## [Given request]
Scan each line of the records for the word "breaks" and extract the ones that have it.

## [Task inputs]
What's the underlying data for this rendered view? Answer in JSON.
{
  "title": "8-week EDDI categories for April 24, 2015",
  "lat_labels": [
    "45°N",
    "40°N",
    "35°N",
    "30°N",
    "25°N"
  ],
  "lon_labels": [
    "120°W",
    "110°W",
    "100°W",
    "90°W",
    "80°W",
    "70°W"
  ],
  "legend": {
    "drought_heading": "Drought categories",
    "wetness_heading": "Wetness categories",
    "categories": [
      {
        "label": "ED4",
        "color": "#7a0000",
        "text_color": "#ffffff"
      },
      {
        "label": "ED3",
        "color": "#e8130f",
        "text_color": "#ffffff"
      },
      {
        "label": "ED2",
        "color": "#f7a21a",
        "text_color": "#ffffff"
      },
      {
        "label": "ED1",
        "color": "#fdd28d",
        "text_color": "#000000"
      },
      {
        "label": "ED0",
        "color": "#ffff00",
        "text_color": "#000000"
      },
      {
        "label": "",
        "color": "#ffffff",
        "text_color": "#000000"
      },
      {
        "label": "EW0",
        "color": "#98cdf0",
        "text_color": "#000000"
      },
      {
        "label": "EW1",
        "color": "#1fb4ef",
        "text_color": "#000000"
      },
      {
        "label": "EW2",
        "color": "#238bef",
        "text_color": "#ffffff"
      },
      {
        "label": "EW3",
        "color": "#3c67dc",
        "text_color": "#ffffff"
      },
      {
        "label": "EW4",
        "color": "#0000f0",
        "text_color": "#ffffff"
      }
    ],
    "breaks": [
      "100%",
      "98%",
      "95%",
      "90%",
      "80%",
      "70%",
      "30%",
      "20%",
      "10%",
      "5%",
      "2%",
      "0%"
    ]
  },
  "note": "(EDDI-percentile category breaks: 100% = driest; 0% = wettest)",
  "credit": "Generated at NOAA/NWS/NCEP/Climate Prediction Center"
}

## [Result of the exercise]
    "breaks": [
  "note": "(EDDI-percentile category breaks: 100% = driest; 0% = wettest)",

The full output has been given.